▸ **Stored items**:
——————————

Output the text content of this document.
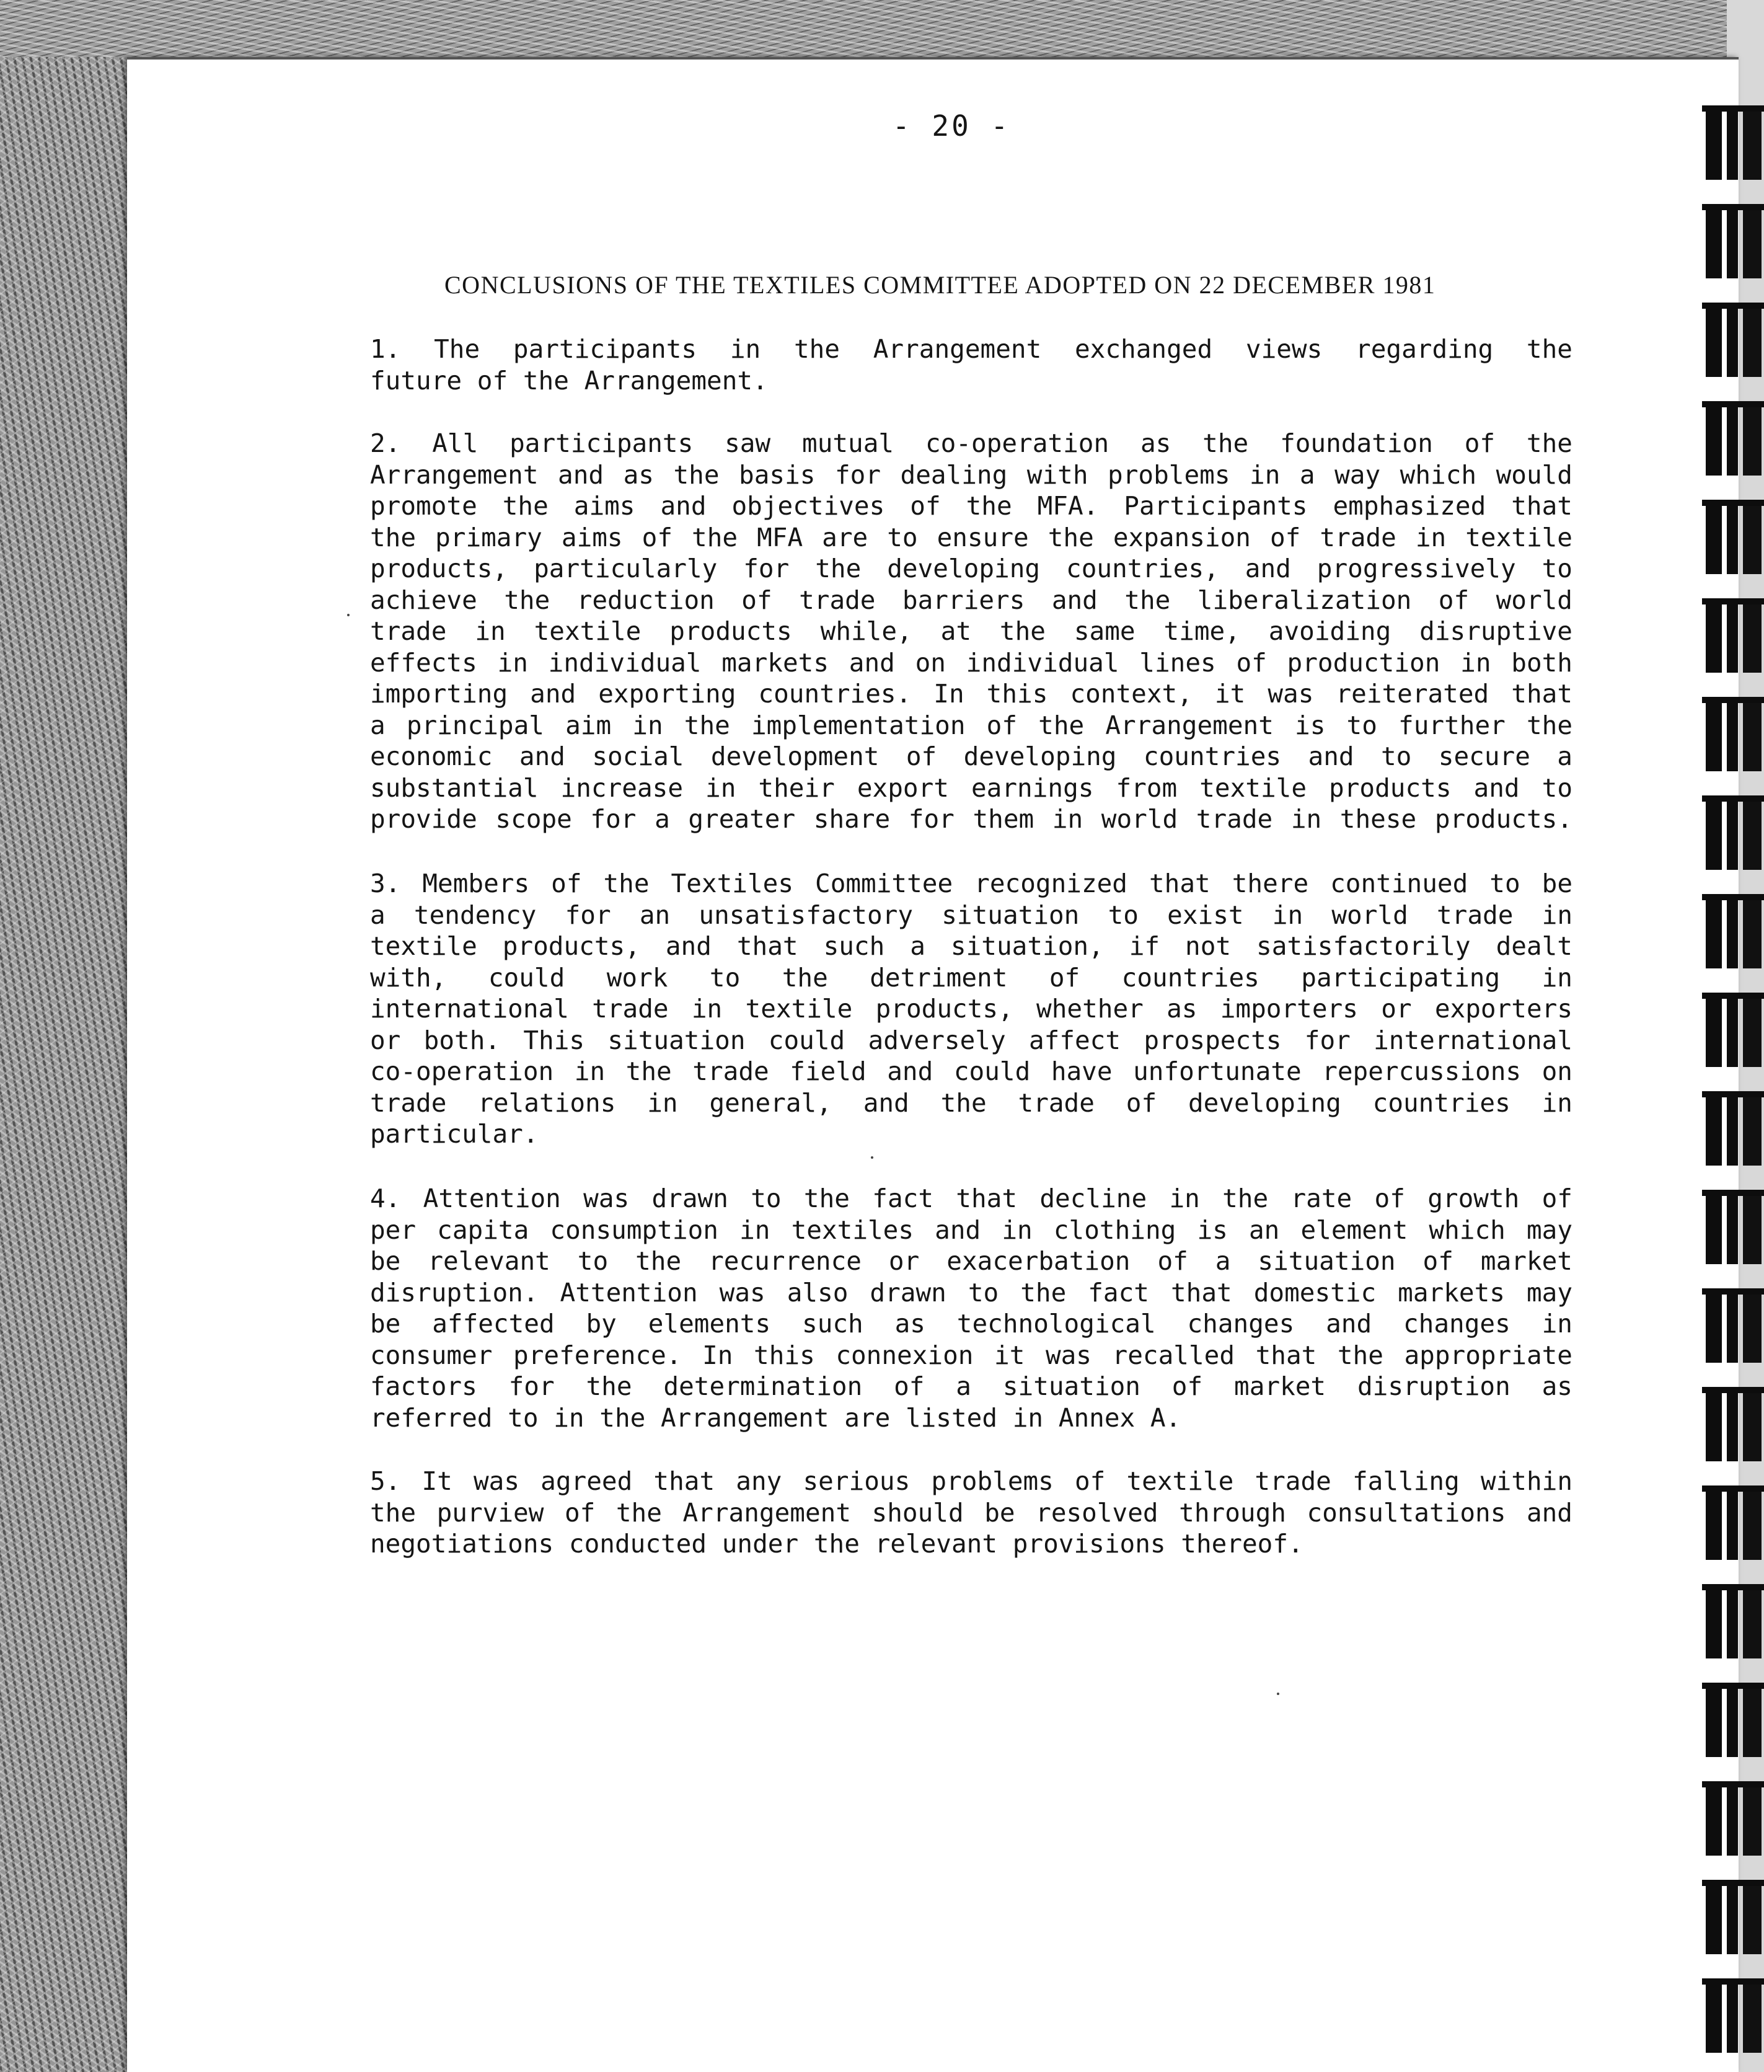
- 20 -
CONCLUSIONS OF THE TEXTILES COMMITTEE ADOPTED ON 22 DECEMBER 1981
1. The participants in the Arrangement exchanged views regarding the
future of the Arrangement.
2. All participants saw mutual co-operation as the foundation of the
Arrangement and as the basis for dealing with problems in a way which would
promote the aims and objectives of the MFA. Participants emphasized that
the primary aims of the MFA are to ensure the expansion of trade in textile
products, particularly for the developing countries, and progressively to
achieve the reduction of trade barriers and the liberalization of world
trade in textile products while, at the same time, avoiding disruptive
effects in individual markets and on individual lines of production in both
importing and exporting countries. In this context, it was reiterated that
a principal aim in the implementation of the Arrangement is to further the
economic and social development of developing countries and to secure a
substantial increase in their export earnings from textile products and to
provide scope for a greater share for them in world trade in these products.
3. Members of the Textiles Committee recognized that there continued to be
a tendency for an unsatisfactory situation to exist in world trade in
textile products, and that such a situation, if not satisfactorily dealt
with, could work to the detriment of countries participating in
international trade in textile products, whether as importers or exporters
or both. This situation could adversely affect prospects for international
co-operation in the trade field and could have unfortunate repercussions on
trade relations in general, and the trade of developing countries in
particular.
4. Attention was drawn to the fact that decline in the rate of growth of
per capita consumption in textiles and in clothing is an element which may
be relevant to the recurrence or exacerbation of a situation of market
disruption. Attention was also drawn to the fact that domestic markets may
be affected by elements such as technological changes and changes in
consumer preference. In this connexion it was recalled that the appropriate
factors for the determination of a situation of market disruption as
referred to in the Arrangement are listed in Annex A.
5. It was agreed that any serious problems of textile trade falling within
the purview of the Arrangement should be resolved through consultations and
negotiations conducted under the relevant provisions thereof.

——————————

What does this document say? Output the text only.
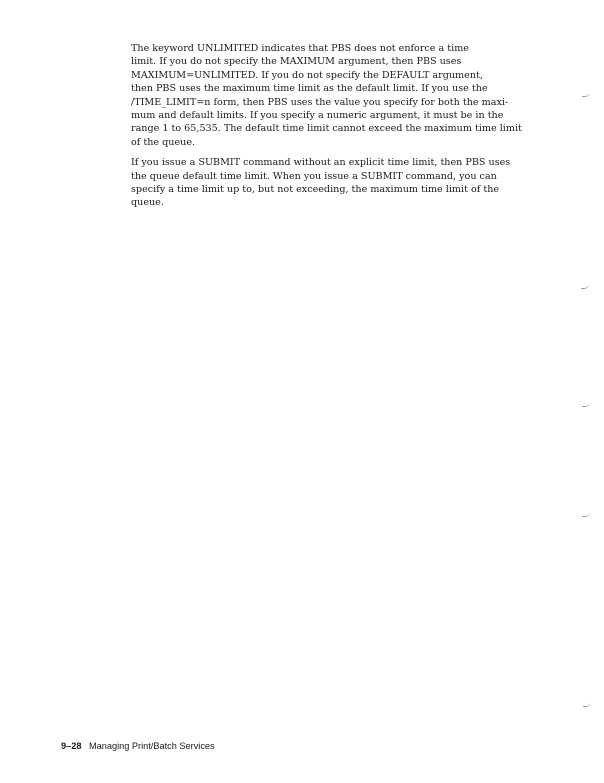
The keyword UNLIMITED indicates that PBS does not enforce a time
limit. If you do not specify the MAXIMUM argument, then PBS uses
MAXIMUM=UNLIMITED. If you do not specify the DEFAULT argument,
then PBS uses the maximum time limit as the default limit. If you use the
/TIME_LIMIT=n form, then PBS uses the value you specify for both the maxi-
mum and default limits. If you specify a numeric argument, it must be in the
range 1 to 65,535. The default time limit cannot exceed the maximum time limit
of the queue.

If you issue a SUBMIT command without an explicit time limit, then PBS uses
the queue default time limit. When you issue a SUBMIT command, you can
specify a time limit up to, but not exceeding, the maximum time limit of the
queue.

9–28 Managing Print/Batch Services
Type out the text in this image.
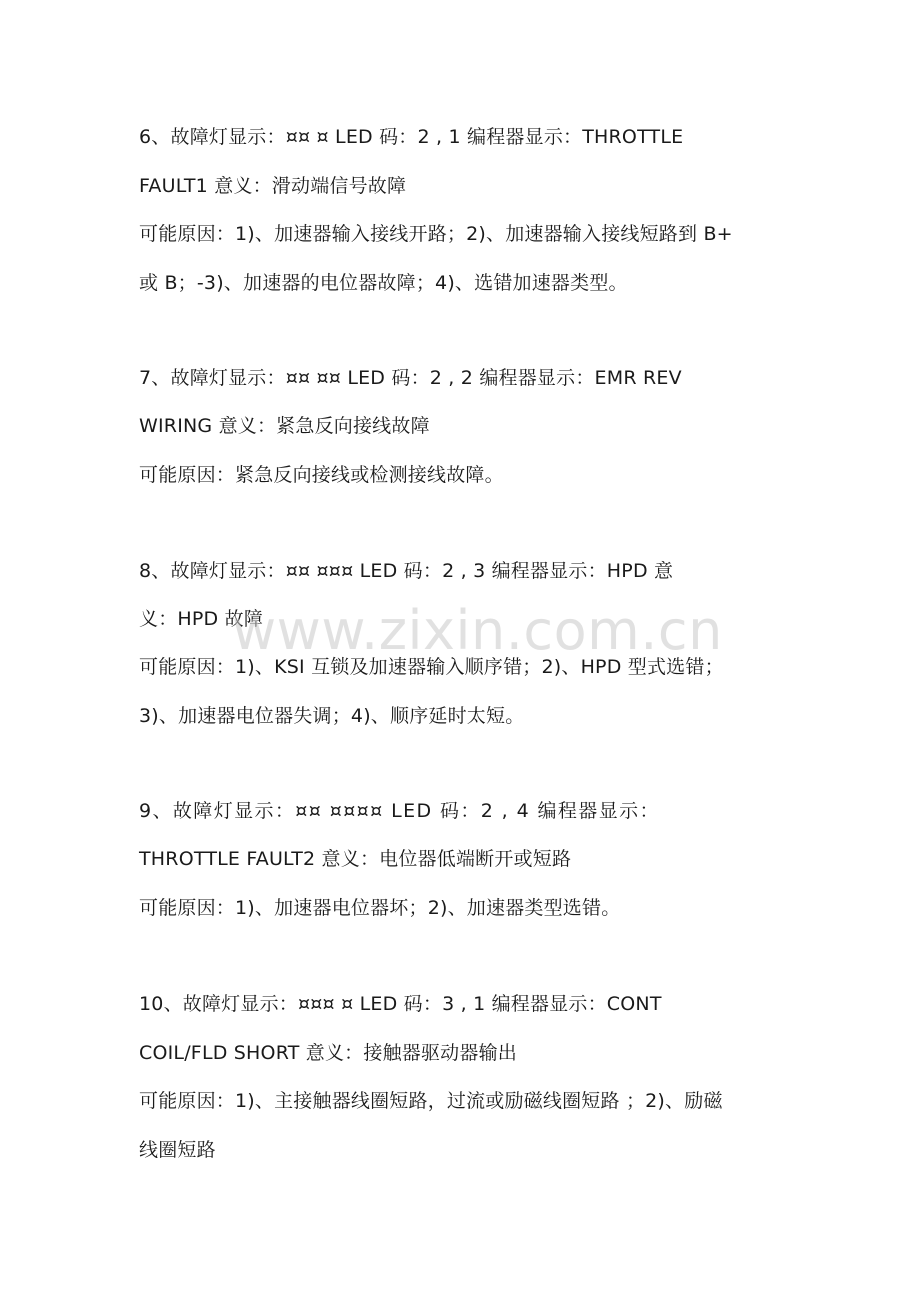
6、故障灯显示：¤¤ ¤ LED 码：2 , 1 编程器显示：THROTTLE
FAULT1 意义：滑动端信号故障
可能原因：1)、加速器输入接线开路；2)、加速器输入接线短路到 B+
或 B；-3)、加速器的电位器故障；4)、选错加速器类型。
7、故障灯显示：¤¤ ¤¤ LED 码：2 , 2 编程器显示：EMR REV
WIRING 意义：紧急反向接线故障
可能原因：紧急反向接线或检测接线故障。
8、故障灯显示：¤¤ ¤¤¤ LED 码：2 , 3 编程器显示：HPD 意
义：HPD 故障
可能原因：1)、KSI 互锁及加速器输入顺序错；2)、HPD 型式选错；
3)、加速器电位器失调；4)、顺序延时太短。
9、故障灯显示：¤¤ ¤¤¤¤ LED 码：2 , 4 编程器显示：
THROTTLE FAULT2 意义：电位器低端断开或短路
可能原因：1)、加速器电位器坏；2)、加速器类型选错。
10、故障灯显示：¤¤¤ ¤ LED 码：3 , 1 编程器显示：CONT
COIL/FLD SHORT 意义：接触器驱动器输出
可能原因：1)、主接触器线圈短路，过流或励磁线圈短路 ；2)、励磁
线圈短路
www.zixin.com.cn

——————————

In the records above, locate each line with the word "could". Copy all such lines.

▸ **Reply to the task**:
with, could work to the detriment of countries participating in
or both. This situation could adversely affect prospects for international
co-operation in the trade field and could have unfortunate repercussions on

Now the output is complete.